(Beginning of MATERIAL PROVIDED)
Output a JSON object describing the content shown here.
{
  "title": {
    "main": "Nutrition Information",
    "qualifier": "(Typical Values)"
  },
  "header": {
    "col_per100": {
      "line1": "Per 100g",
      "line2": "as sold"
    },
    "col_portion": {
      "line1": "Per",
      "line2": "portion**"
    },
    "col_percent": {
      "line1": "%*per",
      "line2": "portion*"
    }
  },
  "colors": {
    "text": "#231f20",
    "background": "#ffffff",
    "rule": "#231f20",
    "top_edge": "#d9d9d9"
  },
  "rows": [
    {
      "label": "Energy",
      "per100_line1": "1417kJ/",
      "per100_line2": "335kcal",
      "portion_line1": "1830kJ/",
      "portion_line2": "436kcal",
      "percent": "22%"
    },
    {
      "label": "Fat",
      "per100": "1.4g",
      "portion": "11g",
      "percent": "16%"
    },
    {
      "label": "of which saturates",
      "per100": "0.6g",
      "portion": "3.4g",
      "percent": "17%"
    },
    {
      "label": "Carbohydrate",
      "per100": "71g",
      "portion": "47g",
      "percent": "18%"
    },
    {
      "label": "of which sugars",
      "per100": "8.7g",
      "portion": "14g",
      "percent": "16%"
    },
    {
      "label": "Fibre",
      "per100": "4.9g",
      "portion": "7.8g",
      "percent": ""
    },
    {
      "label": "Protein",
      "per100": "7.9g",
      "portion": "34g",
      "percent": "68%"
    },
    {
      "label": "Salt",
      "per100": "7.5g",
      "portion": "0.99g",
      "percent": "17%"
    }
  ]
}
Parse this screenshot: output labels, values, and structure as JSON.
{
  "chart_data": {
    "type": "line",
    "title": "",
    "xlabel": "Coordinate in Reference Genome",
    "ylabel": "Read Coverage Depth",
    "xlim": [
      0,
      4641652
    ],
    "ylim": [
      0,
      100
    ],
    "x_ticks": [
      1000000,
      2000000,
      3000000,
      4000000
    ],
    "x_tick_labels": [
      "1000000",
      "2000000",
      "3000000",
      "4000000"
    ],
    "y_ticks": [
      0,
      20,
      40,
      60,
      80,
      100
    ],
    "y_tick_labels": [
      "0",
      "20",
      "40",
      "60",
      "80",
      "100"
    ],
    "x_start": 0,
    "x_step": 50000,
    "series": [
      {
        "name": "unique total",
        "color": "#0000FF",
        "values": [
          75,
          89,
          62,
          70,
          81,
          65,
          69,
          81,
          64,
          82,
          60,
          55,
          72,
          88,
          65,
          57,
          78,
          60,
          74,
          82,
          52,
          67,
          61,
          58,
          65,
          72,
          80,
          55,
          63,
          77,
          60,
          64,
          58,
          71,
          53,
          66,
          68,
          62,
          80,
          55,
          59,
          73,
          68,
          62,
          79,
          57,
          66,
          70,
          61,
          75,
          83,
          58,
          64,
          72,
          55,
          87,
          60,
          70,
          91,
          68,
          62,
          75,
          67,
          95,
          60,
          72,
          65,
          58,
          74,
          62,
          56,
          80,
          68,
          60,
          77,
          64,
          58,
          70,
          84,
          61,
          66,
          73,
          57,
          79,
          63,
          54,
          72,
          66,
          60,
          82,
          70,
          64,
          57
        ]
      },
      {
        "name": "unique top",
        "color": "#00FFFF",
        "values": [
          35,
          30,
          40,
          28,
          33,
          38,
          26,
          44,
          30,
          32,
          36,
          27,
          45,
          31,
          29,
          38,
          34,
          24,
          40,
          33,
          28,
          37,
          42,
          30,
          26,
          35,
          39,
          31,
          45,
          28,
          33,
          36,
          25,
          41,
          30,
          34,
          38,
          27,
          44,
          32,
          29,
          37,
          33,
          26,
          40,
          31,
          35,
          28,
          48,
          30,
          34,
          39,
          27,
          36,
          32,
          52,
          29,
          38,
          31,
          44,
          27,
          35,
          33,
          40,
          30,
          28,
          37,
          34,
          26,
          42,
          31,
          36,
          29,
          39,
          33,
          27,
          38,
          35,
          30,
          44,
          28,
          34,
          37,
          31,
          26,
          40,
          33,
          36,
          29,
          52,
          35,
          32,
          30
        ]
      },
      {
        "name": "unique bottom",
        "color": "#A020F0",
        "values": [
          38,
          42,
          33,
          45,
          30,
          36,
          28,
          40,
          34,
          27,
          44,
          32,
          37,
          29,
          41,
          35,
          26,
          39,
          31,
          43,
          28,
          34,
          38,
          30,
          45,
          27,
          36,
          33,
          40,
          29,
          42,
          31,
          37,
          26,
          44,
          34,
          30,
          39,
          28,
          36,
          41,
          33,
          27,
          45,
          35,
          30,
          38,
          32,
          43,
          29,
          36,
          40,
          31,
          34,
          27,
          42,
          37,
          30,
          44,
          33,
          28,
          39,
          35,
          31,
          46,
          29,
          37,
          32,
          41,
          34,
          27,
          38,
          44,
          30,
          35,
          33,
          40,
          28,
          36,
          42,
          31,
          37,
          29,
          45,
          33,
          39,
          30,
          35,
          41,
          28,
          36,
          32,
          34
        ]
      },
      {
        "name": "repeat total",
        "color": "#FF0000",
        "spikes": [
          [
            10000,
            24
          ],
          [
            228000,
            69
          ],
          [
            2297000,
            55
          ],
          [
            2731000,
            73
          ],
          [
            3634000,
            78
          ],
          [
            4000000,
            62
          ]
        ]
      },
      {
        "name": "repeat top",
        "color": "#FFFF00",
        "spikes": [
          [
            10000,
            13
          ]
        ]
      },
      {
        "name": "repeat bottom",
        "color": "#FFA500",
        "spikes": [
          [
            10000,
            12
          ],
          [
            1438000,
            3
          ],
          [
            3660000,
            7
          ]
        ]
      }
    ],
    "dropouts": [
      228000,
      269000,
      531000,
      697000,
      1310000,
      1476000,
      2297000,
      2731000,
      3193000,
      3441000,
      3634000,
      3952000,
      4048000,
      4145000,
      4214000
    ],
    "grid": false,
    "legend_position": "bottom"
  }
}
(End of MATERIAL PROVIDED)
REQUIRED WORK: Would you output every entry exactly as it was written?

SOLUTION FOR THIS PROBLEM:
Output a JSON object describing the content shown here.
{
  "title": {
    "main": "Nutrition Information",
    "qualifier": "(Typical Values)"
  },
  "header": {
    "col_per100": {
      "line1": "Per 100g",
      "line2": "as sold"
    },
    "col_portion": {
      "line1": "Per",
      "line2": "portion**"
    },
    "col_percent": {
      "line1": "%*per",
      "line2": "portion*"
    }
  },
  "colors": {
    "text": "#231f20",
    "background": "#ffffff",
    "rule": "#231f20",
    "top_edge": "#d9d9d9"
  },
  "rows": [
    {
      "label": "Energy",
      "per100_line1": "1417kJ/",
      "per100_line2": "335kcal",
      "portion_line1": "1830kJ/",
      "portion_line2": "436kcal",
      "percent": "22%"
    },
    {
      "label": "Fat",
      "per100": "1.4g",
      "portion": "11g",
      "percent": "16%"
    },
    {
      "label": "of which saturates",
      "per100": "0.6g",
      "portion": "3.4g",
      "percent": "17%"
    },
    {
      "label": "Carbohydrate",
      "per100": "71g",
      "portion": "47g",
      "percent": "18%"
    },
    {
      "label": "of which sugars",
      "per100": "8.7g",
      "portion": "14g",
      "percent": "16%"
    },
    {
      "label": "Fibre",
      "per100": "4.9g",
      "portion": "7.8g",
      "percent": ""
    },
    {
      "label": "Protein",
      "per100": "7.9g",
      "portion": "34g",
      "percent": "68%"
    },
    {
      "label": "Salt",
      "per100": "7.5g",
      "portion": "0.99g",
      "percent": "17%"
    }
  ]
}
Parse this screenshot: output labels, values, and structure as JSON.
{
  "chart_data": {
    "type": "line",
    "title": "",
    "xlabel": "Coordinate in Reference Genome",
    "ylabel": "Read Coverage Depth",
    "xlim": [
      0,
      4641652
    ],
    "ylim": [
      0,
      100
    ],
    "x_ticks": [
      1000000,
      2000000,
      3000000,
      4000000
    ],
    "x_tick_labels": [
      "1000000",
      "2000000",
      "3000000",
      "4000000"
    ],
    "y_ticks": [
      0,
      20,
      40,
      60,
      80,
      100
    ],
    "y_tick_labels": [
      "0",
      "20",
      "40",
      "60",
      "80",
      "100"
    ],
    "x_start": 0,
    "x_step": 50000,
    "series": [
      {
        "name": "unique total",
        "color": "#0000FF",
        "values": [
          75,
          89,
          62,
          70,
          81,
          65,
          69,
          81,
          64,
          82,
          60,
          55,
          72,
          88,
          65,
          57,
          78,
          60,
          74,
          82,
          52,
          67,
          61,
          58,
          65,
          72,
          80,
          55,
          63,
          77,
          60,
          64,
          58,
          71,
          53,
          66,
          68,
          62,
          80,
          55,
          59,
          73,
          68,
          62,
          79,
          57,
          66,
          70,
          61,
          75,
          83,
          58,
          64,
          72,
          55,
          87,
          60,
          70,
          91,
          68,
          62,
          75,
          67,
          95,
          60,
          72,
          65,
          58,
          74,
          62,
          56,
          80,
          68,
          60,
          77,
          64,
          58,
          70,
          84,
          61,
          66,
          73,
          57,
          79,
          63,
          54,
          72,
          66,
          60,
          82,
          70,
          64,
          57
        ]
      },
      {
        "name": "unique top",
        "color": "#00FFFF",
        "values": [
          35,
          30,
          40,
          28,
          33,
          38,
          26,
          44,
          30,
          32,
          36,
          27,
          45,
          31,
          29,
          38,
          34,
          24,
          40,
          33,
          28,
          37,
          42,
          30,
          26,
          35,
          39,
          31,
          45,
          28,
          33,
          36,
          25,
          41,
          30,
          34,
          38,
          27,
          44,
          32,
          29,
          37,
          33,
          26,
          40,
          31,
          35,
          28,
          48,
          30,
          34,
          39,
          27,
          36,
          32,
          52,
          29,
          38,
          31,
          44,
          27,
          35,
          33,
          40,
          30,
          28,
          37,
          34,
          26,
          42,
          31,
          36,
          29,
          39,
          33,
          27,
          38,
          35,
          30,
          44,
          28,
          34,
          37,
          31,
          26,
          40,
          33,
          36,
          29,
          52,
          35,
          32,
          30
        ]
      },
      {
        "name": "unique bottom",
        "color": "#A020F0",
        "values": [
          38,
          42,
          33,
          45,
          30,
          36,
          28,
          40,
          34,
          27,
          44,
          32,
          37,
          29,
          41,
          35,
          26,
          39,
          31,
          43,
          28,
          34,
          38,
          30,
          45,
          27,
          36,
          33,
          40,
          29,
          42,
          31,
          37,
          26,
          44,
          34,
          30,
          39,
          28,
          36,
          41,
          33,
          27,
          45,
          35,
          30,
          38,
          32,
          43,
          29,
          36,
          40,
          31,
          34,
          27,
          42,
          37,
          30,
          44,
          33,
          28,
          39,
          35,
          31,
          46,
          29,
          37,
          32,
          41,
          34,
          27,
          38,
          44,
          30,
          35,
          33,
          40,
          28,
          36,
          42,
          31,
          37,
          29,
          45,
          33,
          39,
          30,
          35,
          41,
          28,
          36,
          32,
          34
        ]
      },
      {
        "name": "repeat total",
        "color": "#FF0000",
        "spikes": [
          [
            10000,
            24
          ],
          [
            228000,
            69
          ],
          [
            2297000,
            55
          ],
          [
            2731000,
            73
          ],
          [
            3634000,
            78
          ],
          [
            4000000,
            62
          ]
        ]
      },
      {
        "name": "repeat top",
        "color": "#FFFF00",
        "spikes": [
          [
            10000,
            13
          ]
        ]
      },
      {
        "name": "repeat bottom",
        "color": "#FFA500",
        "spikes": [
          [
            10000,
            12
          ],
          [
            1438000,
            3
          ],
          [
            3660000,
            7
          ]
        ]
      }
    ],
    "dropouts": [
      228000,
      269000,
      531000,
      697000,
      1310000,
      1476000,
      2297000,
      2731000,
      3193000,
      3441000,
      3634000,
      3952000,
      4048000,
      4145000,
      4214000
    ],
    "grid": false,
    "legend_position": "bottom"
  }
}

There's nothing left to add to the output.